──────── Text shown

# YATR - Yet Another TiVo Remote application



## orangeboy (Apr 19, 2004)

Since this new remote application (written in python) solely uses the iPad RPC interface, it is currently limited to the Premiere platform.










Features:

A GUI based loosely on the TiVo Slide remote,
"Jumps" to TiVo's VOD providers,
Keyboard support.
There's not a whole lot that this remote provides over some of the other remote applications, but I'd like to expand that with adding in "scrub" navigation capabilities, and more.

Downloads are here, and this is the Project homepage.


----------



## Fofer (Oct 29, 2000)

This is great! Thanks so much for sharing your work on this, orangeboy. It looks magnificent!

I have been using wmcbrine's "TiVo Remote 0.26" (latest version found here.) It works great with my MacBook Pro and my TiVo Premiere, but I'd been wondering if a better looking alternative was out there, and it looks like your project might be it.

────────────────

- Task brief:
Please reproduce the TiVo remote forum thread word for word, in full.

──────── Dataset rows

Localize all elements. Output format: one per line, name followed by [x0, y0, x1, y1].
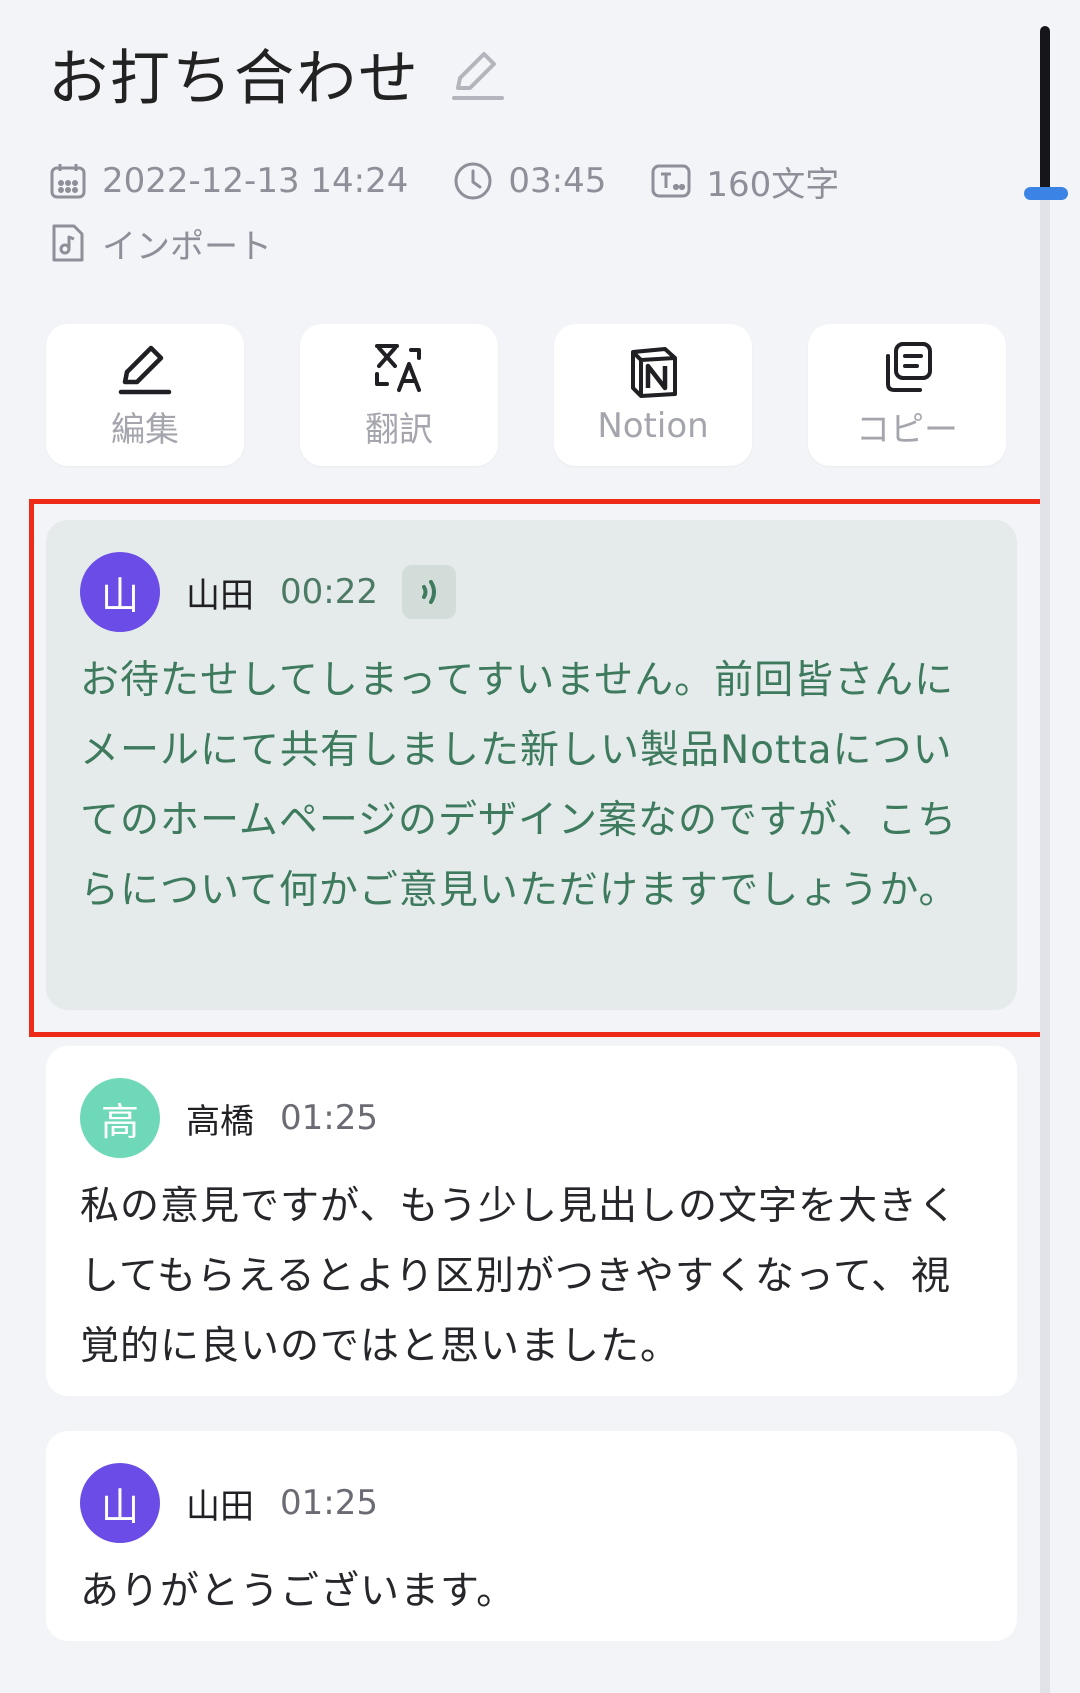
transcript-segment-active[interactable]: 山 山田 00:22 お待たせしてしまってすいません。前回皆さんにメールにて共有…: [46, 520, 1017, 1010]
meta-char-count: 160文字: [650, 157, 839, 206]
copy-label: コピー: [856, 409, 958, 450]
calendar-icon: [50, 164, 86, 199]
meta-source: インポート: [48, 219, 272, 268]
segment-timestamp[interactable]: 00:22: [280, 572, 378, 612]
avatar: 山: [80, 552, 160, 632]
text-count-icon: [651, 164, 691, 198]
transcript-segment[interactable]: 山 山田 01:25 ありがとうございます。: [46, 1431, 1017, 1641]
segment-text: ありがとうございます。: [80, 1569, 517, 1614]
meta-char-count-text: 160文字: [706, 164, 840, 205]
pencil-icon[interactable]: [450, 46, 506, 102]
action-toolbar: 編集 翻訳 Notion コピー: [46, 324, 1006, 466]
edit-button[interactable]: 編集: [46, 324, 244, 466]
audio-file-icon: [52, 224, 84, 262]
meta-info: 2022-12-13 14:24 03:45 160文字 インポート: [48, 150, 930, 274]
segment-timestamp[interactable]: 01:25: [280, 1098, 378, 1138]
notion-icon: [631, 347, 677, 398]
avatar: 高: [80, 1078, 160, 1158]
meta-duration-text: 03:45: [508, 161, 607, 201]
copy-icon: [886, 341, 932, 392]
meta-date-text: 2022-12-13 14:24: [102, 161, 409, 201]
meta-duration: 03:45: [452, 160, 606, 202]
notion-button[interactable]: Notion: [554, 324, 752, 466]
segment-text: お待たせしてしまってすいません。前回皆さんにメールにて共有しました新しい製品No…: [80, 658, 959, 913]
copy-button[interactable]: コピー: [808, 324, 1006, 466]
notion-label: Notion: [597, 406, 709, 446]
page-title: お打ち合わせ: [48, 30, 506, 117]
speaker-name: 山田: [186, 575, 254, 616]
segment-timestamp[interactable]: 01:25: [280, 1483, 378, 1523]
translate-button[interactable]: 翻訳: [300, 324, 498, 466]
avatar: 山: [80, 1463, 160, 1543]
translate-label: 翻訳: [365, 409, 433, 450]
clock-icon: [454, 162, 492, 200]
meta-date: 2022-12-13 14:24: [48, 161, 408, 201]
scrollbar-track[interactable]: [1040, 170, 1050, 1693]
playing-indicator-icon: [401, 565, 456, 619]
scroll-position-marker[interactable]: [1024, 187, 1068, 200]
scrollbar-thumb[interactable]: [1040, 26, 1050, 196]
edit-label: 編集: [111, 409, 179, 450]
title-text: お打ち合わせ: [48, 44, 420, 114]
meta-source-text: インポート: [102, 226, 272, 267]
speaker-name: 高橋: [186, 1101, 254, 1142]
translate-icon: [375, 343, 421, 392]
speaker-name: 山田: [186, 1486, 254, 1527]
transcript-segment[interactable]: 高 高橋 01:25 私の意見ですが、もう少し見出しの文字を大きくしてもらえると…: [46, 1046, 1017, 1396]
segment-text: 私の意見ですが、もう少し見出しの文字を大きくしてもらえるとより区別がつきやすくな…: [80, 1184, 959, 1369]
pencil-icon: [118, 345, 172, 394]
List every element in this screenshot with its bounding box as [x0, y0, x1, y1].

────────────────

- Finished task:
# YATR - Yet Another TiVo Remote application



## orangeboy (Apr 19, 2004)

Since this new remote application (written in python) solely uses the iPad RPC interface, it is currently limited to the Premiere platform.










Features:

A GUI based loosely on the TiVo Slide remote,
"Jumps" to TiVo's VOD providers,
Keyboard support.
There's not a whole lot that this remote provides over some of the other remote applications, but I'd like to expand that with adding in "scrub" navigation capabilities, and more.

Downloads are here, and this is the Project homepage.


----------



## Fofer (Oct 29, 2000)

This is great! Thanks so much for sharing your work on this, orangeboy. It looks magnificent!

I have been using wmcbrine's "TiVo Remote 0.26" (latest version found here.) It works great with my MacBook Pro and my TiVo Premiere, but I'd been wondering if a better looking alternative was out there, and it looks like your project might be it.